Direction: Give every line of the material again, exactly as written.

Some records:
═══

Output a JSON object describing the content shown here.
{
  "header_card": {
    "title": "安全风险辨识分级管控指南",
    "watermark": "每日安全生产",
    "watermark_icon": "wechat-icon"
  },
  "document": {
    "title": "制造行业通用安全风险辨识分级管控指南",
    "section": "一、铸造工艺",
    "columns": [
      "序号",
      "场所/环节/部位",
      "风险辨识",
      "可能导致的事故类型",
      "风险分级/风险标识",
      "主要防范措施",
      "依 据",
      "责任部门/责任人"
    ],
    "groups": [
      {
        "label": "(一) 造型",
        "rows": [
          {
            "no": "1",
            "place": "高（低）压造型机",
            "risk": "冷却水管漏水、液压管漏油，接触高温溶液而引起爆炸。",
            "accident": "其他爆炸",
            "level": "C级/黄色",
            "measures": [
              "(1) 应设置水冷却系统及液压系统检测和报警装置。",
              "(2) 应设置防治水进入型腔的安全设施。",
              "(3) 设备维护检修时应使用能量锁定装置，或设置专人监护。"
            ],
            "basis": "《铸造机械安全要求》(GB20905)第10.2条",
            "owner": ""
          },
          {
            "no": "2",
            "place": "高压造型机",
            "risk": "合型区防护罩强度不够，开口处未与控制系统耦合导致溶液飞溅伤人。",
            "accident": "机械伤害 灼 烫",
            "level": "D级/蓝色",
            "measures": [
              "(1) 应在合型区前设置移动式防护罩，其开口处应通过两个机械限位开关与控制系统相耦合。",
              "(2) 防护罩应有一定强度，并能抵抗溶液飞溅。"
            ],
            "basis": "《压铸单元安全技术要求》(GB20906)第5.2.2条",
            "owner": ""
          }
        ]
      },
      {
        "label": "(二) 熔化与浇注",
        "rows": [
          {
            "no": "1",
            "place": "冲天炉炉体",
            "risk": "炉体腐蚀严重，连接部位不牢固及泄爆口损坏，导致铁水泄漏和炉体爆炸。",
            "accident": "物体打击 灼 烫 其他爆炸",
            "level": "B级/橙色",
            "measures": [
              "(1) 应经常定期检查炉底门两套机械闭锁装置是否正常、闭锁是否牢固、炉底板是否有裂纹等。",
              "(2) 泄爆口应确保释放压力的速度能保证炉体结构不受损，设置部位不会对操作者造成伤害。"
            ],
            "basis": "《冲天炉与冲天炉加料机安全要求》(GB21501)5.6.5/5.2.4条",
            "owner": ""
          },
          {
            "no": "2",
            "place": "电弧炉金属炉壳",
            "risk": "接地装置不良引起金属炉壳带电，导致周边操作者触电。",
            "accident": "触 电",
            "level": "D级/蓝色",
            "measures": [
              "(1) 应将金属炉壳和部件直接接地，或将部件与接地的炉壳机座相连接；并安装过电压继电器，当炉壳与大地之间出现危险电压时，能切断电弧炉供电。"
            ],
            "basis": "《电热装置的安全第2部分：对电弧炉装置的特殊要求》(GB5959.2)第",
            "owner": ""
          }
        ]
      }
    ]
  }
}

═══

Exercise result:
Output a JSON object describing the content shown here.
{
  "header_card": {
    "title": "安全风险辨识分级管控指南",
    "watermark": "每日安全生产",
    "watermark_icon": "wechat-icon"
  },
  "document": {
    "title": "制造行业通用安全风险辨识分级管控指南",
    "section": "一、铸造工艺",
    "columns": [
      "序号",
      "场所/环节/部位",
      "风险辨识",
      "可能导致的事故类型",
      "风险分级/风险标识",
      "主要防范措施",
      "依 据",
      "责任部门/责任人"
    ],
    "groups": [
      {
        "label": "(一) 造型",
        "rows": [
          {
            "no": "1",
            "place": "高（低）压造型机",
            "risk": "冷却水管漏水、液压管漏油，接触高温溶液而引起爆炸。",
            "accident": "其他爆炸",
            "level": "C级/黄色",
            "measures": [
              "(1) 应设置水冷却系统及液压系统检测和报警装置。",
              "(2) 应设置防治水进入型腔的安全设施。",
              "(3) 设备维护检修时应使用能量锁定装置，或设置专人监护。"
            ],
            "basis": "《铸造机械安全要求》(GB20905)第10.2条",
            "owner": ""
          },
          {
            "no": "2",
            "place": "高压造型机",
            "risk": "合型区防护罩强度不够，开口处未与控制系统耦合导致溶液飞溅伤人。",
            "accident": "机械伤害 灼 烫",
            "level": "D级/蓝色",
            "measures": [
              "(1) 应在合型区前设置移动式防护罩，其开口处应通过两个机械限位开关与控制系统相耦合。",
              "(2) 防护罩应有一定强度，并能抵抗溶液飞溅。"
            ],
            "basis": "《压铸单元安全技术要求》(GB20906)第5.2.2条",
            "owner": ""
          }
        ]
      },
      {
        "label": "(二) 熔化与浇注",
        "rows": [
          {
            "no": "1",
            "place": "冲天炉炉体",
            "risk": "炉体腐蚀严重，连接部位不牢固及泄爆口损坏，导致铁水泄漏和炉体爆炸。",
            "accident": "物体打击 灼 烫 其他爆炸",
            "level": "B级/橙色",
            "measures": [
              "(1) 应经常定期检查炉底门两套机械闭锁装置是否正常、闭锁是否牢固、炉底板是否有裂纹等。",
              "(2) 泄爆口应确保释放压力的速度能保证炉体结构不受损，设置部位不会对操作者造成伤害。"
            ],
            "basis": "《冲天炉与冲天炉加料机安全要求》(GB21501)5.6.5/5.2.4条",
            "owner": ""
          },
          {
            "no": "2",
            "place": "电弧炉金属炉壳",
            "risk": "接地装置不良引起金属炉壳带电，导致周边操作者触电。",
            "accident": "触 电",
            "level": "D级/蓝色",
            "measures": [
              "(1) 应将金属炉壳和部件直接接地，或将部件与接地的炉壳机座相连接；并安装过电压继电器，当炉壳与大地之间出现危险电压时，能切断电弧炉供电。"
            ],
            "basis": "《电热装置的安全第2部分：对电弧炉装置的特殊要求》(GB5959.2)第",
            "owner": ""
          }
        ]
      }
    ]
  }
}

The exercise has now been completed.